(Saved entries)
==========

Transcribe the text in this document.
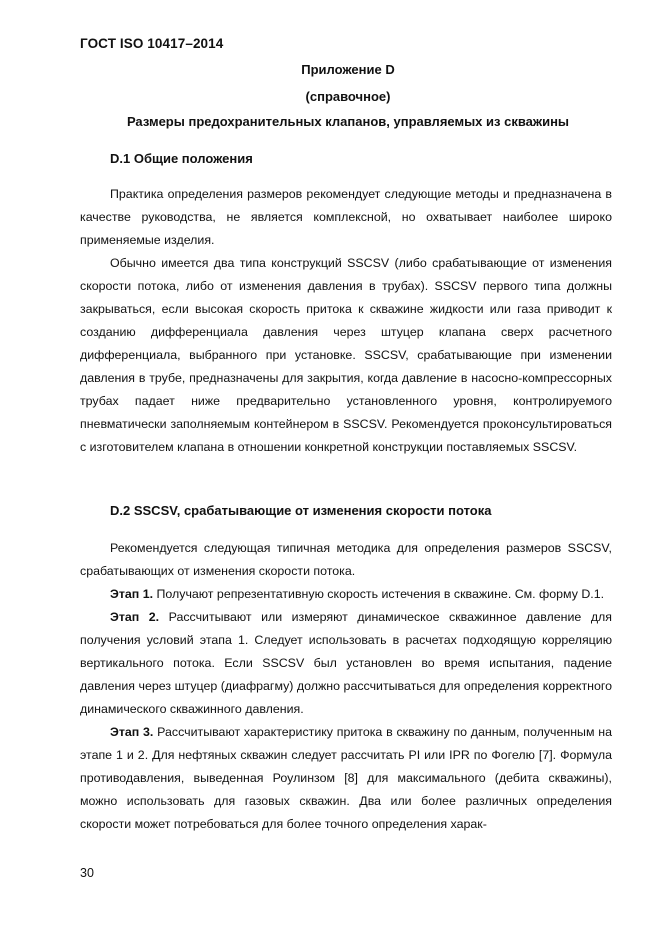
ГОСТ ISO 10417–2014
Приложение D
(справочное)
Размеры предохранительных клапанов, управляемых из скважины
D.1 Общие положения

Практика определения размеров рекомендует следующие методы и предназначена в качестве руководства, не является комплексной, но охватывает наиболее широко применяемые изделия.

Обычно имеется два типа конструкций SSCSV (либо срабатывающие от изменения скорости потока, либо от изменения давления в трубах). SSCSV первого типа должны закрываться, если высокая скорость притока к скважине жидкости или газа приводит к созданию дифференциала давления через штуцер клапана сверх расчетного дифференциала, выбранного при установке. SSCSV, срабатывающие при изменении давления в трубе, предназначены для закрытия, когда давление в насосно-компрессорных трубах падает ниже предварительно установленного уровня, контролируемого пневматически заполняемым контейнером в SSCSV. Рекомендуется проконсультироваться с изготовителем клапана в отношении конкретной конструкции поставляемых SSCSV.

D.2 SSCSV, срабатывающие от изменения скорости потока

Рекомендуется следующая типичная методика для определения размеров SSCSV, срабатывающих от изменения скорости потока.

Этап 1. Получают репрезентативную скорость истечения в скважине. См. форму D.1.

Этап 2. Рассчитывают или измеряют динамическое скважинное давление для получения условий этапа 1. Следует использовать в расчетах подходящую корреляцию вертикального потока. Если SSCSV был установлен во время испытания, падение давления через штуцер (диафрагму) должно рассчитываться для определения корректного динамического скважинного давления.

Этап 3. Рассчитывают характеристику притока в скважину по данным, полученным на этапе 1 и 2. Для нефтяных скважин следует рассчитать PI или IPR по Фогелю [7]. Формула противодавления, выведенная Роулинзом [8] для максимального (дебита скважины), можно использовать для газовых скважин. Два или более различных определения скорости может потребоваться для более точного определения харак-

30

==========

Excluding the pictures, reproduce every entry exactly as given.

RESPONSE TO THE TASK:
Transcribe the text in this document.
ГОСТ ISO 10417–2014
Приложение D
(справочное)
Размеры предохранительных клапанов, управляемых из скважины
D.1 Общие положения

Практика определения размеров рекомендует следующие методы и предназначена в качестве руководства, не является комплексной, но охватывает наиболее широко применяемые изделия.

Обычно имеется два типа конструкций SSCSV (либо срабатывающие от изменения скорости потока, либо от изменения давления в трубах). SSCSV первого типа должны закрываться, если высокая скорость притока к скважине жидкости или газа приводит к созданию дифференциала давления через штуцер клапана сверх расчетного дифференциала, выбранного при установке. SSCSV, срабатывающие при изменении давления в трубе, предназначены для закрытия, когда давление в насосно-компрессорных трубах падает ниже предварительно установленного уровня, контролируемого пневматически заполняемым контейнером в SSCSV. Рекомендуется проконсультироваться с изготовителем клапана в отношении конкретной конструкции поставляемых SSCSV.

D.2 SSCSV, срабатывающие от изменения скорости потока

Рекомендуется следующая типичная методика для определения размеров SSCSV, срабатывающих от изменения скорости потока.

Этап 1. Получают репрезентативную скорость истечения в скважине. См. форму D.1.

Этап 2. Рассчитывают или измеряют динамическое скважинное давление для получения условий этапа 1. Следует использовать в расчетах подходящую корреляцию вертикального потока. Если SSCSV был установлен во время испытания, падение давления через штуцер (диафрагму) должно рассчитываться для определения корректного динамического скважинного давления.

Этап 3. Рассчитывают характеристику притока в скважину по данным, полученным на этапе 1 и 2. Для нефтяных скважин следует рассчитать PI или IPR по Фогелю [7]. Формула противодавления, выведенная Роулинзом [8] для максимального (дебита скважины), можно использовать для газовых скважин. Два или более различных определения скорости может потребоваться для более точного определения харак-

30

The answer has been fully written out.